> [Set task] Quote the data below in full, minus the images.

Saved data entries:
Begin
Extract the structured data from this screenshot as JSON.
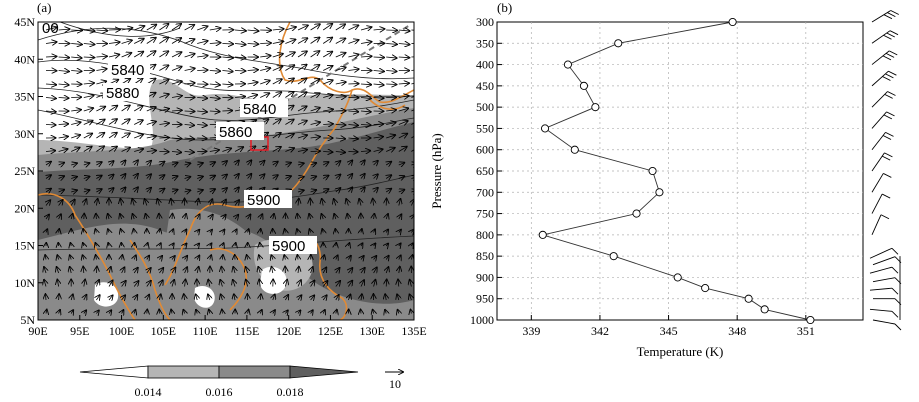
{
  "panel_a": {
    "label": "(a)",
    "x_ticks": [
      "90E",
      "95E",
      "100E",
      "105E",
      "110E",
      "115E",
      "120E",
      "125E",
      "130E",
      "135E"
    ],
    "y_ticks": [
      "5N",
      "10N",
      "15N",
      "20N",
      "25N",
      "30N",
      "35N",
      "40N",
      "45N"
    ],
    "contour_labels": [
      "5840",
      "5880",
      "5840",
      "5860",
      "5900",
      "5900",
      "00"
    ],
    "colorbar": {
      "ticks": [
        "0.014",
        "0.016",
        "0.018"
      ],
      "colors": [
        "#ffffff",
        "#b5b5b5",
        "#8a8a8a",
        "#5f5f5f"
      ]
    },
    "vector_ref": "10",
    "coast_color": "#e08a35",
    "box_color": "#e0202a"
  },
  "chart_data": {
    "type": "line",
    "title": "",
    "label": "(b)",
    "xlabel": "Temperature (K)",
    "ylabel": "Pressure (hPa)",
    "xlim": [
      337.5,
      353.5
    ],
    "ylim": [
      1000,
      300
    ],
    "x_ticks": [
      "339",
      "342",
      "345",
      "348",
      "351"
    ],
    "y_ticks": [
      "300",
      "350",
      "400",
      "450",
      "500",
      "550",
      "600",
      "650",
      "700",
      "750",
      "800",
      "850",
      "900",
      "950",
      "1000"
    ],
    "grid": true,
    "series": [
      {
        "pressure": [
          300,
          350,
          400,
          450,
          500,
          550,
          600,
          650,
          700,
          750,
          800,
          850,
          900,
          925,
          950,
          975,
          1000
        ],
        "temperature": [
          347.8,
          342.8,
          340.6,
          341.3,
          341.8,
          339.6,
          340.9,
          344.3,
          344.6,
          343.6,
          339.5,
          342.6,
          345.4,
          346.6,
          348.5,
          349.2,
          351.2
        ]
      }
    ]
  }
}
End
> [Result of this task]
Extract the structured data from this screenshot as JSON.
{
  "panel_a": {
    "label": "(a)",
    "x_ticks": [
      "90E",
      "95E",
      "100E",
      "105E",
      "110E",
      "115E",
      "120E",
      "125E",
      "130E",
      "135E"
    ],
    "y_ticks": [
      "5N",
      "10N",
      "15N",
      "20N",
      "25N",
      "30N",
      "35N",
      "40N",
      "45N"
    ],
    "contour_labels": [
      "5840",
      "5880",
      "5840",
      "5860",
      "5900",
      "5900",
      "00"
    ],
    "colorbar": {
      "ticks": [
        "0.014",
        "0.016",
        "0.018"
      ],
      "colors": [
        "#ffffff",
        "#b5b5b5",
        "#8a8a8a",
        "#5f5f5f"
      ]
    },
    "vector_ref": "10",
    "coast_color": "#e08a35",
    "box_color": "#e0202a"
  },
  "chart_data": {
    "type": "line",
    "title": "",
    "label": "(b)",
    "xlabel": "Temperature (K)",
    "ylabel": "Pressure (hPa)",
    "xlim": [
      337.5,
      353.5
    ],
    "ylim": [
      1000,
      300
    ],
    "x_ticks": [
      "339",
      "342",
      "345",
      "348",
      "351"
    ],
    "y_ticks": [
      "300",
      "350",
      "400",
      "450",
      "500",
      "550",
      "600",
      "650",
      "700",
      "750",
      "800",
      "850",
      "900",
      "950",
      "1000"
    ],
    "grid": true,
    "series": [
      {
        "pressure": [
          300,
          350,
          400,
          450,
          500,
          550,
          600,
          650,
          700,
          750,
          800,
          850,
          900,
          925,
          950,
          975,
          1000
        ],
        "temperature": [
          347.8,
          342.8,
          340.6,
          341.3,
          341.8,
          339.6,
          340.9,
          344.3,
          344.6,
          343.6,
          339.5,
          342.6,
          345.4,
          346.6,
          348.5,
          349.2,
          351.2
        ]
      }
    ]
  }
}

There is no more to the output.